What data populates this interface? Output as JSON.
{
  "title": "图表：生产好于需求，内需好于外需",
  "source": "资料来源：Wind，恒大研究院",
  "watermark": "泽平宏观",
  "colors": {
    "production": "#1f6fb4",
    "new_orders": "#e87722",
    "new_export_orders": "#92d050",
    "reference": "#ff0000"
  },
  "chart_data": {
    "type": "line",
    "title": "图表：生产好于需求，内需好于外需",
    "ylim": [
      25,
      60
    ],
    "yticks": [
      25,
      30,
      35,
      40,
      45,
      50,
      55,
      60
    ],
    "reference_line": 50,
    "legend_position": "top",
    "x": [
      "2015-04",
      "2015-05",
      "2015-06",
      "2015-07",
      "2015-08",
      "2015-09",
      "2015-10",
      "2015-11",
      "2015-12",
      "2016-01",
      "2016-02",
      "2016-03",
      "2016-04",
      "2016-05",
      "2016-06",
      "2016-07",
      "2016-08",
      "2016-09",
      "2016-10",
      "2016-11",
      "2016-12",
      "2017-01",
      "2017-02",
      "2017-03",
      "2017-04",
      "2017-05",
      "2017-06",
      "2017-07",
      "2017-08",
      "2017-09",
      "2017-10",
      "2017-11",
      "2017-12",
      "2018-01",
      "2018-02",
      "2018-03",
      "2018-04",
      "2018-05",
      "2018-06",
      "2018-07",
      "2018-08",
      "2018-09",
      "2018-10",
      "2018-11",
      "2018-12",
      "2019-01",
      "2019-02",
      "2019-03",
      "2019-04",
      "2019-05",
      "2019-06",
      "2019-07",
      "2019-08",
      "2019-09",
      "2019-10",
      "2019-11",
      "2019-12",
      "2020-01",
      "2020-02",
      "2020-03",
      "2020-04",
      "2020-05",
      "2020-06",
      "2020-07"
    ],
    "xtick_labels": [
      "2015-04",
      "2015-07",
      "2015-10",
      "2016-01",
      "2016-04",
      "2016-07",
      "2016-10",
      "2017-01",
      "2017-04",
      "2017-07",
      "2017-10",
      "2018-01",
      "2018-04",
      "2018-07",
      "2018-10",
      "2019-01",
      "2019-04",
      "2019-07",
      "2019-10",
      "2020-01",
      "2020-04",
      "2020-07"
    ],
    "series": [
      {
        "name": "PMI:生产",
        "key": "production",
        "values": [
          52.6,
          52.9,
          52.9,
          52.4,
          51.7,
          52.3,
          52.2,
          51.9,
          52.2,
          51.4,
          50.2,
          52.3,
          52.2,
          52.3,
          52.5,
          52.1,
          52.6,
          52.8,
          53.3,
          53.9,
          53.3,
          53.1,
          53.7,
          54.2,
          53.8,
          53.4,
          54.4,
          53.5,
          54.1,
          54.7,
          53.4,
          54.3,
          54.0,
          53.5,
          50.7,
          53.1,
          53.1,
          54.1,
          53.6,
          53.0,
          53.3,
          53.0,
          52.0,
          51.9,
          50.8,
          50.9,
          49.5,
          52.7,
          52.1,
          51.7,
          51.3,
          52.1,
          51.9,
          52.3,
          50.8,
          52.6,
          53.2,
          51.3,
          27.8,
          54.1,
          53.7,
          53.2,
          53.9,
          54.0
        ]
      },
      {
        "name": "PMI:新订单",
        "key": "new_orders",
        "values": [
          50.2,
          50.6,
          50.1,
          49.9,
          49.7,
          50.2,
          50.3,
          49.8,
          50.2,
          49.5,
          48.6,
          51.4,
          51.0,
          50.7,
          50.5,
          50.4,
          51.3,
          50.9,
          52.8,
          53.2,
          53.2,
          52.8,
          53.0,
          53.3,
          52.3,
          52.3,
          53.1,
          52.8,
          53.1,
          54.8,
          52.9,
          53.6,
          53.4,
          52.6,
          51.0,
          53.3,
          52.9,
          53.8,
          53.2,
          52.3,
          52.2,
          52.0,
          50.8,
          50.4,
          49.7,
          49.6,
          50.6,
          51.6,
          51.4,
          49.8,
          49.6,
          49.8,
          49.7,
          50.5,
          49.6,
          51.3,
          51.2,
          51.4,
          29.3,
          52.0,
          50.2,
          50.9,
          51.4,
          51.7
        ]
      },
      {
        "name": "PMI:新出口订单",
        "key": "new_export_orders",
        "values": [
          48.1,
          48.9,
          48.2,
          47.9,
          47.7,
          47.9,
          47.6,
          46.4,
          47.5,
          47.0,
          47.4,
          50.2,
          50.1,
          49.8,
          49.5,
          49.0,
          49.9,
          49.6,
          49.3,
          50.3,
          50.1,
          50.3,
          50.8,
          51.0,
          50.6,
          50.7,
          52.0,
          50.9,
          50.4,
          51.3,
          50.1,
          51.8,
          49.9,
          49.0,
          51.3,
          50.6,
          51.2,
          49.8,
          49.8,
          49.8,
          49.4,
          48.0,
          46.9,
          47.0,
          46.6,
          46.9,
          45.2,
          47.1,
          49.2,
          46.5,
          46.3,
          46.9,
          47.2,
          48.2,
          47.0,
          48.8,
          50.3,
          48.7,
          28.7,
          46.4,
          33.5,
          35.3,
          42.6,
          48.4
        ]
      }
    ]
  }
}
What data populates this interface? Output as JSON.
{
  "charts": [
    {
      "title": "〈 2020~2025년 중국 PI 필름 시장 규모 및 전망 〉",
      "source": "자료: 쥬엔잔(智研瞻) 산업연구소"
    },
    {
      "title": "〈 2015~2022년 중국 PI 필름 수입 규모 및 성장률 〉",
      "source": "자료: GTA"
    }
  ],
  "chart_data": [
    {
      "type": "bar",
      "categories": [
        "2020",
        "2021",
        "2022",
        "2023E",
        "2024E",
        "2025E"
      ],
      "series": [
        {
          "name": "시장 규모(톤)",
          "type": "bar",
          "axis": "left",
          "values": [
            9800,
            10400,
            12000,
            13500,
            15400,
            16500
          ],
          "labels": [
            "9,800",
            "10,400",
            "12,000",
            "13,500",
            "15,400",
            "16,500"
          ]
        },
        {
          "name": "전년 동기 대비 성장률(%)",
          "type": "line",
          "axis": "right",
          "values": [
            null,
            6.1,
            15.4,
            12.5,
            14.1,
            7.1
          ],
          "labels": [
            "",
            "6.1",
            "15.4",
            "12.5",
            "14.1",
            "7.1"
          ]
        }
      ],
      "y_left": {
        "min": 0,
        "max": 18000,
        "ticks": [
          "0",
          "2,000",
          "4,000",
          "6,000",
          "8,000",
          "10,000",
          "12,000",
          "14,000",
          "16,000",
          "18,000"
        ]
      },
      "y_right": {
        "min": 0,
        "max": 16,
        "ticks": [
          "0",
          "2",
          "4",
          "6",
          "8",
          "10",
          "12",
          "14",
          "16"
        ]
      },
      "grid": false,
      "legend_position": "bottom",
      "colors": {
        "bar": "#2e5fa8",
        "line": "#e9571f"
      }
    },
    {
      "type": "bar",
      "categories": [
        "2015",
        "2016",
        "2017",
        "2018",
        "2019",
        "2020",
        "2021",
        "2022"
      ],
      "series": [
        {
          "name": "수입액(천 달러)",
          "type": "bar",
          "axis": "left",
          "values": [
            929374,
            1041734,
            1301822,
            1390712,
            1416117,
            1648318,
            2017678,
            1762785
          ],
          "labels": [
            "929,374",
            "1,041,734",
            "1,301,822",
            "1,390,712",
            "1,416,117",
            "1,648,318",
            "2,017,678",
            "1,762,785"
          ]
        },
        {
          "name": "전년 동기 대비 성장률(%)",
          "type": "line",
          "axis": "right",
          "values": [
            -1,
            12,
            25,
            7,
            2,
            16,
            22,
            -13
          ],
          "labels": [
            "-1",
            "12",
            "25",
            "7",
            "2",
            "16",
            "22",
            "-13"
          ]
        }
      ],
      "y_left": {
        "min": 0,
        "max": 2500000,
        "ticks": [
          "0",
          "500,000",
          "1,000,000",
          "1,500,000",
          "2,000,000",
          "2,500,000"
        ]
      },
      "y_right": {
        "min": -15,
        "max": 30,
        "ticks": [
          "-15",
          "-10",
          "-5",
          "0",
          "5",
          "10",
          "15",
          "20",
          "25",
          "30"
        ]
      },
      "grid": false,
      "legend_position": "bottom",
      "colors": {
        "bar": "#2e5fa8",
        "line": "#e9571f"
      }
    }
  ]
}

PROBLEM STATEMENT: Identify every line holding the word "title" and copy it out.

CORRECT OUTPUT:
  "title": "图表：生产好于需求，内需好于外需",
    "title": "图表：生产好于需求，内需好于外需",
      "title": "〈 2020~2025년 중국 PI 필름 시장 규모 및 전망 〉",
      "title": "〈 2015~2022년 중국 PI 필름 수입 규모 및 성장률 〉",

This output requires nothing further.